(Prompt): Transcribe the data in full and exactly, omitting any pictures.

(Material provided):
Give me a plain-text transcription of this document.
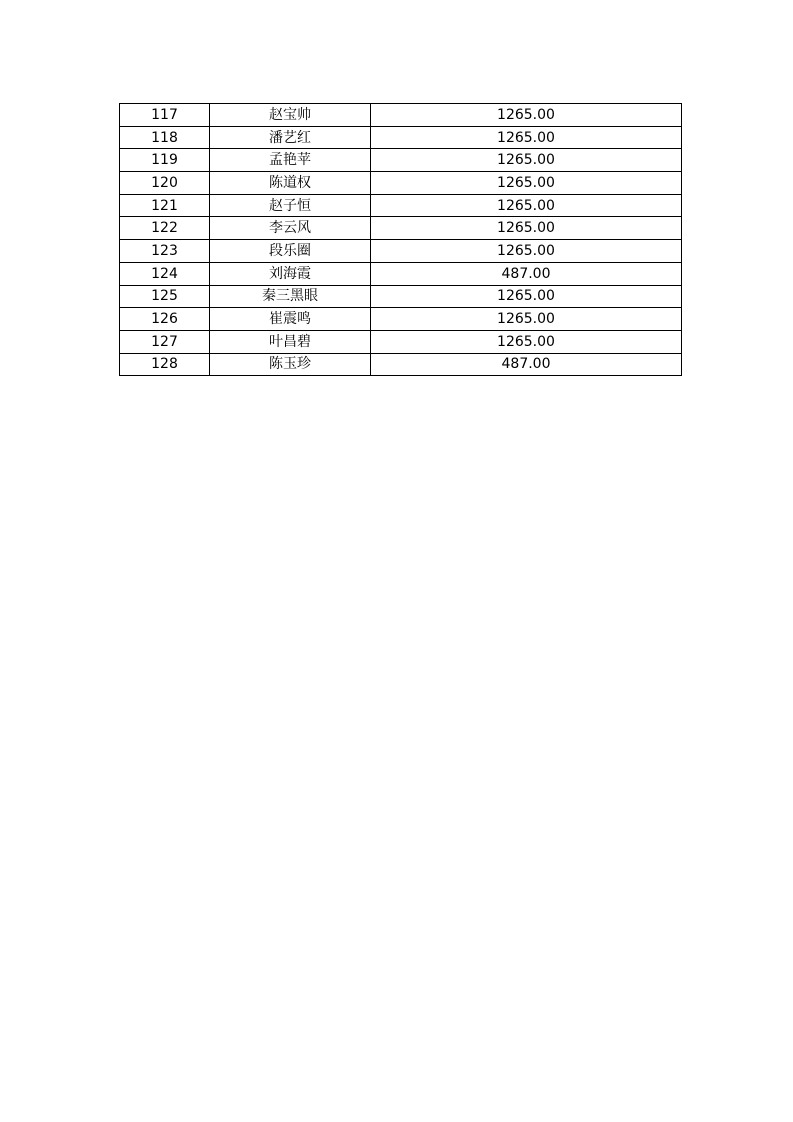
117	赵宝帅	1265.00
118	潘艺红	1265.00
119	孟艳苹	1265.00
120	陈道权	1265.00
121	赵子恒	1265.00
122	李云风	1265.00
123	段乐圈	1265.00
124	刘海霞	487.00
125	秦三黑眼	1265.00
126	崔震鸣	1265.00
127	叶昌碧	1265.00
128	陈玉珍	487.00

(The solution):
Give me a plain-text transcription of this document.
117	赵宝帅	1265.00
118	潘艺红	1265.00
119	孟艳苹	1265.00
120	陈道权	1265.00
121	赵子恒	1265.00
122	李云风	1265.00
123	段乐圈	1265.00
124	刘海霞	487.00
125	秦三黑眼	1265.00
126	崔震鸣	1265.00
127	叶昌碧	1265.00
128	陈玉珍	487.00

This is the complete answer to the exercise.